■ Aim ■
Collect every line below that contains the word "которого".

━━━━━━━━━━━━━━━━

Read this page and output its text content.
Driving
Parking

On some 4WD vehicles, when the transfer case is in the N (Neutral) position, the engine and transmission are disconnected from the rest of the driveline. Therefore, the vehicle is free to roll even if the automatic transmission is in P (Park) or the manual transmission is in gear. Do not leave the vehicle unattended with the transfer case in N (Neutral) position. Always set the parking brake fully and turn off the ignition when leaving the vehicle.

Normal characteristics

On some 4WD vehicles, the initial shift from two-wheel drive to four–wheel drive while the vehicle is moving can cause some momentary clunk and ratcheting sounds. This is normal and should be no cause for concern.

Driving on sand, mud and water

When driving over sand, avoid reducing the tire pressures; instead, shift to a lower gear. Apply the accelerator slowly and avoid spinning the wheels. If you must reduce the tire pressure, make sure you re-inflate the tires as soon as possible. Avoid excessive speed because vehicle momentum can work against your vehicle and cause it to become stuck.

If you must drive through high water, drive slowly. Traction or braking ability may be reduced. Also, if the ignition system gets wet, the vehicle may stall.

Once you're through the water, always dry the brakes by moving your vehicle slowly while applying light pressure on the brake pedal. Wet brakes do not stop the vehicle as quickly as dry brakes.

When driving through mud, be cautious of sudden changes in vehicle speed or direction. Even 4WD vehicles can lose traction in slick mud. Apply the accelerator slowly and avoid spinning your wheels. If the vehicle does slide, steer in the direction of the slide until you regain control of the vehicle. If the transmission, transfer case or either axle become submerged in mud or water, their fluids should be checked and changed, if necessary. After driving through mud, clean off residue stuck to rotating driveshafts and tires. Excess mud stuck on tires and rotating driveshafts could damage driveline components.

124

━━━━━━━━━━━━━━━━

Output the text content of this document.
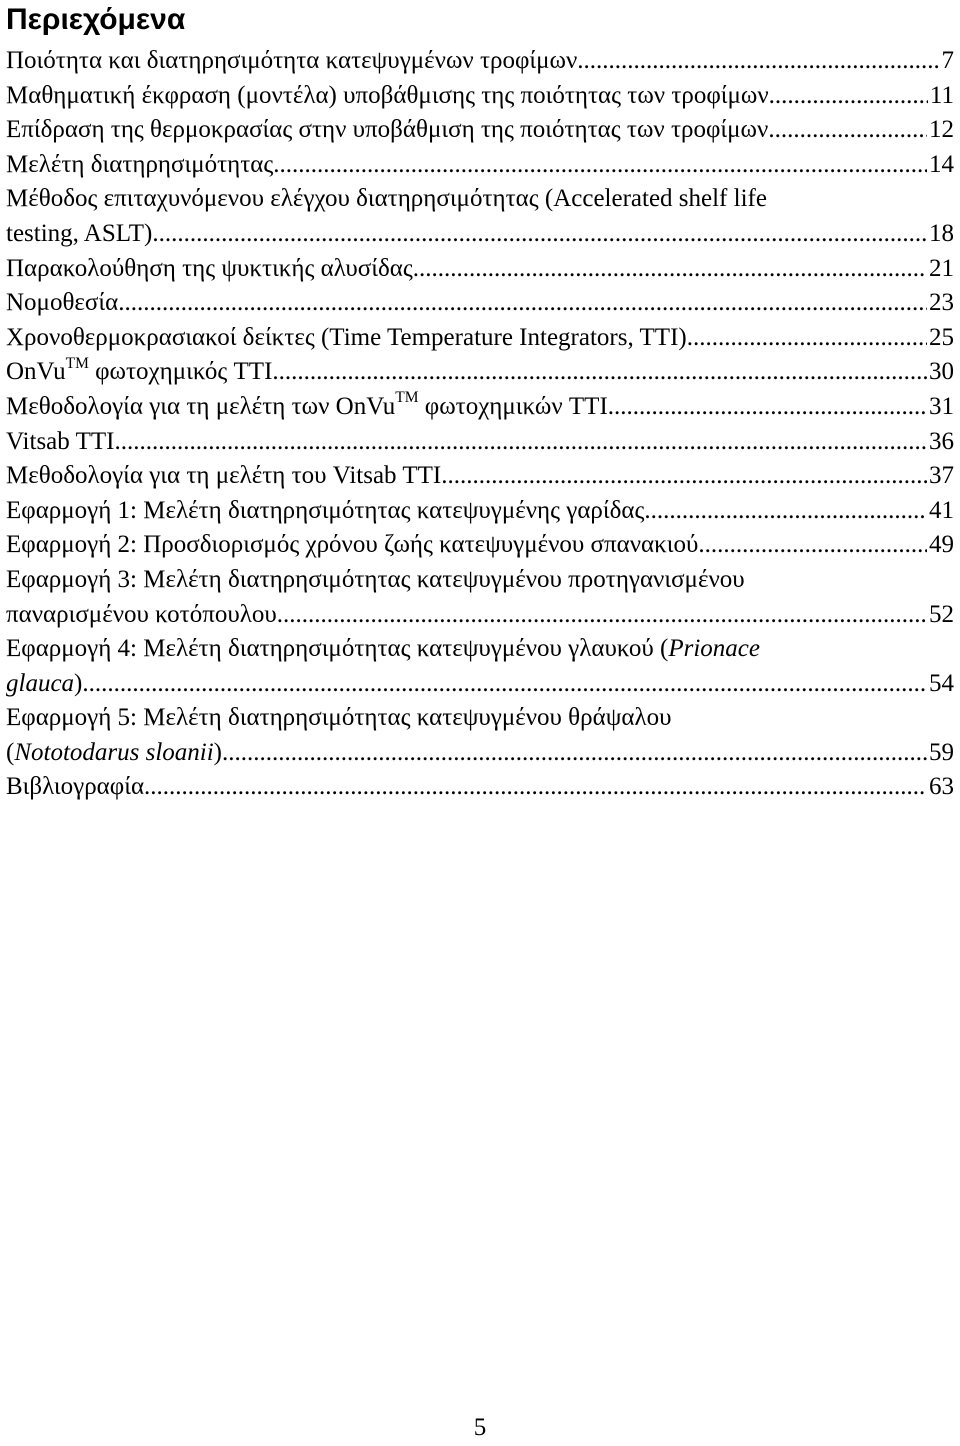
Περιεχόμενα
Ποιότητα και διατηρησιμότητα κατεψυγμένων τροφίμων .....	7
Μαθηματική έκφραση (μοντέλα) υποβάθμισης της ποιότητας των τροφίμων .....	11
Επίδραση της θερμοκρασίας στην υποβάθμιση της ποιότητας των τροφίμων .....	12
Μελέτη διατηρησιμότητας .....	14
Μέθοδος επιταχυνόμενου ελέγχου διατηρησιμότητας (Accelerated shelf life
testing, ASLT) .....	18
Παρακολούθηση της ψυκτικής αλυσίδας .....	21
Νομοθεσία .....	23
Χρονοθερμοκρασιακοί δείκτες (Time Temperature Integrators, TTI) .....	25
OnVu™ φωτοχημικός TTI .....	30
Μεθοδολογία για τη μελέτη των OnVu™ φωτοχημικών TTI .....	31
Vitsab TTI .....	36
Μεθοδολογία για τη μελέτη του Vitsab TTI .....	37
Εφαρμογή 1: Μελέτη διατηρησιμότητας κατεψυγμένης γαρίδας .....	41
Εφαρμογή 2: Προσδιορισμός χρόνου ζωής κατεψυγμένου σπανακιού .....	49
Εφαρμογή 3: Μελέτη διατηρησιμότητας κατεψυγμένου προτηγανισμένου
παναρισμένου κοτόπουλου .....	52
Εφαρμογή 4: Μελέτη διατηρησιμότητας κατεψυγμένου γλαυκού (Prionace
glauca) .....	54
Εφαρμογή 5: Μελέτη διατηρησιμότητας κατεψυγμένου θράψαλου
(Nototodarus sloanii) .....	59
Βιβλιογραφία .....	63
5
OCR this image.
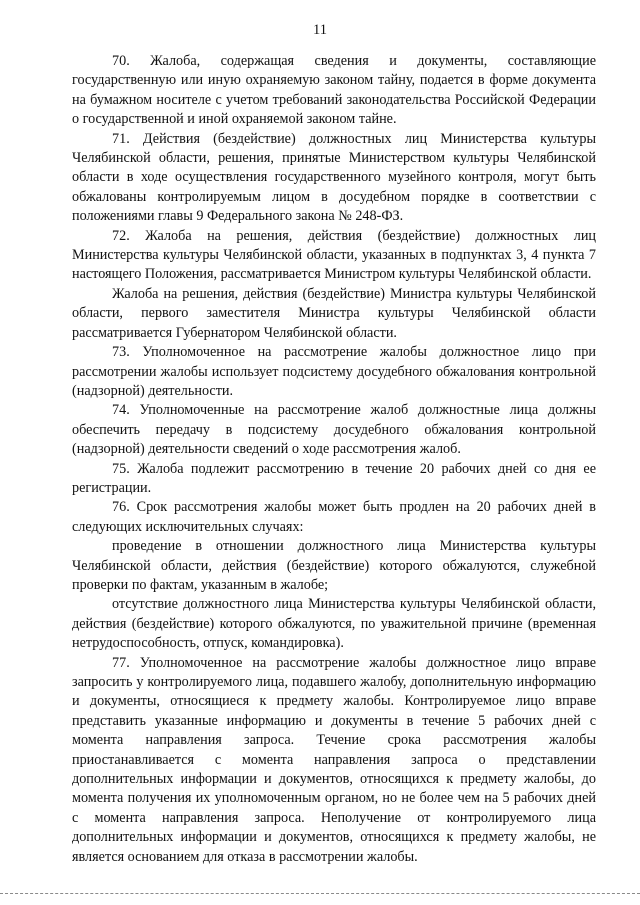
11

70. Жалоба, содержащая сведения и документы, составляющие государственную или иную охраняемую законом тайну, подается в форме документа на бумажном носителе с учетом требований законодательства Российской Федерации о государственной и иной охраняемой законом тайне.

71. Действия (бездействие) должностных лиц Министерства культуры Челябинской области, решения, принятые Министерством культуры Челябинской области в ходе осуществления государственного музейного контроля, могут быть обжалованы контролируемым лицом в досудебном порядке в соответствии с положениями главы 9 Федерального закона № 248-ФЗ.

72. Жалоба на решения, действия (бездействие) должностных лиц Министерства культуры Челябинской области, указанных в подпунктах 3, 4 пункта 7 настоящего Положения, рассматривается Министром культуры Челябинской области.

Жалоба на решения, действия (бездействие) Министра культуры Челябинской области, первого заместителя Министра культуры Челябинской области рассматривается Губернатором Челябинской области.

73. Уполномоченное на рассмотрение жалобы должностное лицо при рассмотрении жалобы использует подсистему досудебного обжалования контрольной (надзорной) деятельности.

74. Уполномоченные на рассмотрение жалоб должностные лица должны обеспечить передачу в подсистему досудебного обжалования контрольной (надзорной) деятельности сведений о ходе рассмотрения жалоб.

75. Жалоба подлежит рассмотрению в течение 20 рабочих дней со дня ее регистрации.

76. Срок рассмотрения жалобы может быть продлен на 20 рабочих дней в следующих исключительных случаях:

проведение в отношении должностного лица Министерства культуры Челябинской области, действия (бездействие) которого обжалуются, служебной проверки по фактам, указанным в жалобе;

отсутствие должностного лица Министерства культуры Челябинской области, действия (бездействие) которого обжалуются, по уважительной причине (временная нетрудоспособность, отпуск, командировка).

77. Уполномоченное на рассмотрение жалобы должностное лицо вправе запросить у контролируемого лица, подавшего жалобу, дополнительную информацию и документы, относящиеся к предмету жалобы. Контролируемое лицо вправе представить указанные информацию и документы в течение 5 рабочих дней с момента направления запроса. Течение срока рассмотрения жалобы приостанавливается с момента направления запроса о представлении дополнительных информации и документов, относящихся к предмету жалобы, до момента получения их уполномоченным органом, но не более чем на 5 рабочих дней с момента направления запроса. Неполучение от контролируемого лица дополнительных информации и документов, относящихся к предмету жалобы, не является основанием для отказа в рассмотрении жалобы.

━━━━━━━━━━━━━━━━

■ Exercise output ■
проведение в отношении должностного лица Министерства культуры Челябинской области, действия (бездействие) которого обжалуются, служебной проверки по фактам, указанным в жалобе;
отсутствие должностного лица Министерства культуры Челябинской области, действия (бездействие) которого обжалуются, по уважительной причине (временная нетрудоспособность, отпуск, командировка).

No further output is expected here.